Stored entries

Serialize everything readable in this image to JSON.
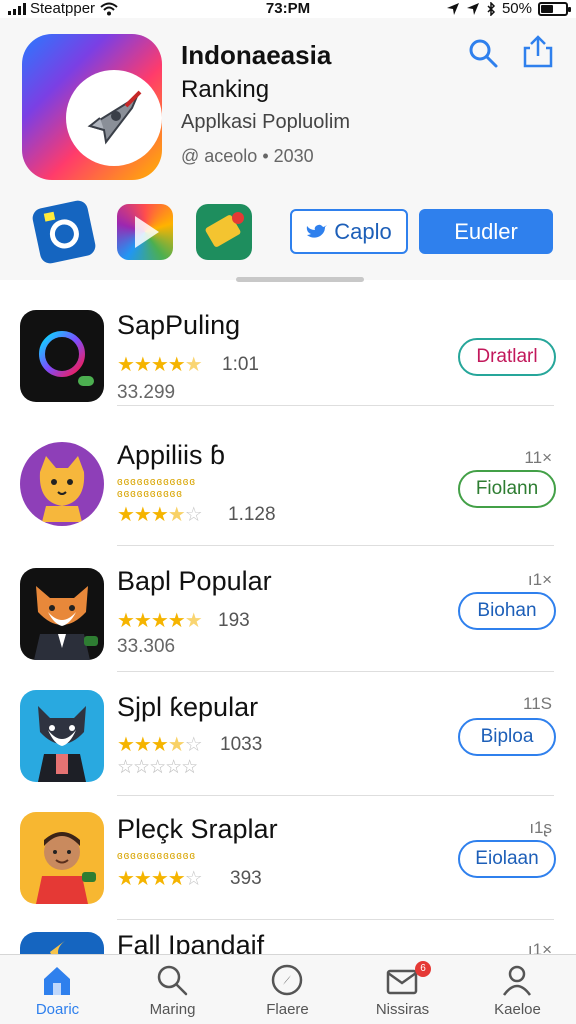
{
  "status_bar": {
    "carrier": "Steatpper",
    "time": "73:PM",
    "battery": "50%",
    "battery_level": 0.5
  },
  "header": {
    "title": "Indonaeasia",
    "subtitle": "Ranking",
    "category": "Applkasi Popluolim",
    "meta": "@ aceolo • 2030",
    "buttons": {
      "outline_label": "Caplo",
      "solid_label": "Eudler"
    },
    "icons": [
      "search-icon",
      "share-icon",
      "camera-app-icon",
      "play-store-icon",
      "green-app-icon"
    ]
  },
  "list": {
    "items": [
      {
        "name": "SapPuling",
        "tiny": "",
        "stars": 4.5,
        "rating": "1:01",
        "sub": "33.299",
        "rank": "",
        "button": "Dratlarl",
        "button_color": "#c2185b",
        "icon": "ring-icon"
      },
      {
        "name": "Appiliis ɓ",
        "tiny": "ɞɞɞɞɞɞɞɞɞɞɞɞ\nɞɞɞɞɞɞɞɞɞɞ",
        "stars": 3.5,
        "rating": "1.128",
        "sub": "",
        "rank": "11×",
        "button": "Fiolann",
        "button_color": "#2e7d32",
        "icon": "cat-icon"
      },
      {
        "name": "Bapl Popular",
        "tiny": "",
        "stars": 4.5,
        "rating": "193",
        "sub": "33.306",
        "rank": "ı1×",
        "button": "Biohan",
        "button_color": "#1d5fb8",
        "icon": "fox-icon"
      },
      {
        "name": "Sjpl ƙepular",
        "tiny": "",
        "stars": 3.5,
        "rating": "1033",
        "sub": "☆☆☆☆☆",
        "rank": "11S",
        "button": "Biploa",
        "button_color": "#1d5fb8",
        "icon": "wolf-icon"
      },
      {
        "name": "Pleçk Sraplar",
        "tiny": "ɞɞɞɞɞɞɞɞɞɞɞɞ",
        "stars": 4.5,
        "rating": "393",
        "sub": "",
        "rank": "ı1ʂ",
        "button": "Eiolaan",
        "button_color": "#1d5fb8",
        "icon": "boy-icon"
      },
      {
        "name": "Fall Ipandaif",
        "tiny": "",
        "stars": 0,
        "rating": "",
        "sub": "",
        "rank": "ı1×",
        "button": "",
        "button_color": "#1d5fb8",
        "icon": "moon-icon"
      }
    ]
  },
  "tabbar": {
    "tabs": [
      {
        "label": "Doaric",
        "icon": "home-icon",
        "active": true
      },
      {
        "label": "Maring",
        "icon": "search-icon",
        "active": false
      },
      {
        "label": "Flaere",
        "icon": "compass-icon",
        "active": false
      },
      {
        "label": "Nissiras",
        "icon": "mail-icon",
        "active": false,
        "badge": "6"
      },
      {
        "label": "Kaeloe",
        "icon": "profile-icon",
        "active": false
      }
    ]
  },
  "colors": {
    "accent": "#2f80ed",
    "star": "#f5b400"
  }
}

* * *

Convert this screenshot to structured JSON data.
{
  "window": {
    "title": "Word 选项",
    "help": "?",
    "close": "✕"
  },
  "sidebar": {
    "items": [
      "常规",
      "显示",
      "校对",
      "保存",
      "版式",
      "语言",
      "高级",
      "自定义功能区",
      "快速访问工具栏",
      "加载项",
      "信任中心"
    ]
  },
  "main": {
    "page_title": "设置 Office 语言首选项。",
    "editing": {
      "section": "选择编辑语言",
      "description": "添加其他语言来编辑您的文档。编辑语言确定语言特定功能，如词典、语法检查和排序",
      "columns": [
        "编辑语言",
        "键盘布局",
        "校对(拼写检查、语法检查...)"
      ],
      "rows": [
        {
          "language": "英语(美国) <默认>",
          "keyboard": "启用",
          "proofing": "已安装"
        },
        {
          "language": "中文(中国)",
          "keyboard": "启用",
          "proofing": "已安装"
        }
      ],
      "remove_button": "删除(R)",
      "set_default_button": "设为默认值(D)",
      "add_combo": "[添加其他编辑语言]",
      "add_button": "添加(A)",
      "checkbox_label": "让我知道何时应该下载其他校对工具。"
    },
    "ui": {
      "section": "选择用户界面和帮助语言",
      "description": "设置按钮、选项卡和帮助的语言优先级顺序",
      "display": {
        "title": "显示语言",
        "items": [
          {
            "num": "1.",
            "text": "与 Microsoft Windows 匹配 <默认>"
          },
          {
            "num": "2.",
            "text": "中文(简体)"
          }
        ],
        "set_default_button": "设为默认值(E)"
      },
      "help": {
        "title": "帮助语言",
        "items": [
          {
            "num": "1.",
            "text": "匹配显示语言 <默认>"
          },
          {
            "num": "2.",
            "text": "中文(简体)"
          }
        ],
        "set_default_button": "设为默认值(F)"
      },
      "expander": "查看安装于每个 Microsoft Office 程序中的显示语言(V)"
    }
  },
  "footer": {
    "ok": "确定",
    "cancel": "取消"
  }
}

==

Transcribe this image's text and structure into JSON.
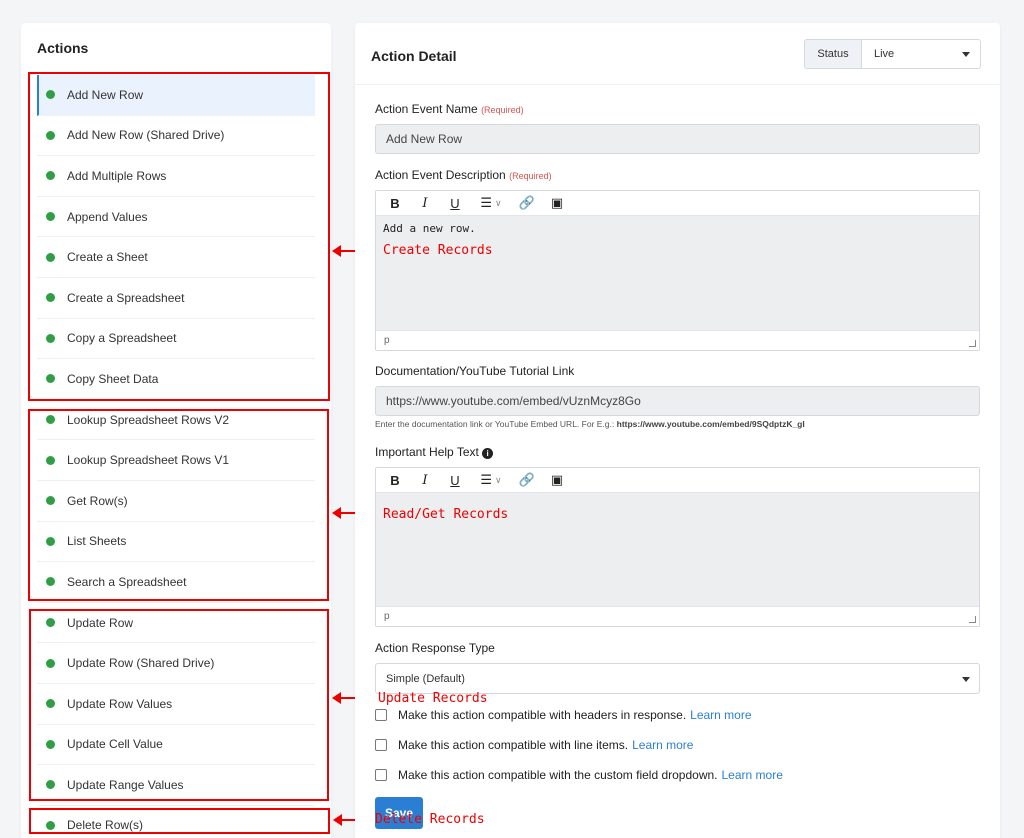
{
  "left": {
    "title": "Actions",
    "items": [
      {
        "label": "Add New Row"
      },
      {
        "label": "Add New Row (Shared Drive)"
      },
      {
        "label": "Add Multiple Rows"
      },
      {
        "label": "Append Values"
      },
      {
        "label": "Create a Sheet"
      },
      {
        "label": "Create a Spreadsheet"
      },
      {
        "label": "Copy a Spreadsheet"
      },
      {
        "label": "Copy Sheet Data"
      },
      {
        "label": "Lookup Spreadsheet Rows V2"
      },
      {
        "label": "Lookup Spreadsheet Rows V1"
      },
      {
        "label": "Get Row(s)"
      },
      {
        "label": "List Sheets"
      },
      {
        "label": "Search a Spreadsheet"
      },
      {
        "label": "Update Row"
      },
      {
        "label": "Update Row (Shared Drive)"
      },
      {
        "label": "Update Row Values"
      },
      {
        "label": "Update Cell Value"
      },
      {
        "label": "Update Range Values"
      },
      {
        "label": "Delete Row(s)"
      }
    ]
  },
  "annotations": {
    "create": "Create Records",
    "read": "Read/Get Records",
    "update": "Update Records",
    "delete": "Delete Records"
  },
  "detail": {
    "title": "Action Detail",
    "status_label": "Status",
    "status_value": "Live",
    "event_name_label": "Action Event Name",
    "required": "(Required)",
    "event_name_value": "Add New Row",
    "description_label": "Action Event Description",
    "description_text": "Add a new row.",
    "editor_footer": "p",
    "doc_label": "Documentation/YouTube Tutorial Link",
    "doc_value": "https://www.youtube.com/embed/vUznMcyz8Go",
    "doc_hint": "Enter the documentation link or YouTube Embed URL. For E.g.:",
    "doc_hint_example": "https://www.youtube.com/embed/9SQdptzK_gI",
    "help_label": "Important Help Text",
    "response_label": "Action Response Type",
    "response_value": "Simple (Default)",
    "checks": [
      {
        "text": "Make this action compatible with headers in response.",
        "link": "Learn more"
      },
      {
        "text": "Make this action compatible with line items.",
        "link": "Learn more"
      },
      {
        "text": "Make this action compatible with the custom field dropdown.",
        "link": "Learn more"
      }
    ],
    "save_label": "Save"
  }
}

*OBJECTIVE*: Lines containing "Shared" are to be counted. State the total and add nothing.

*COMPLETE OUTPUT*: 2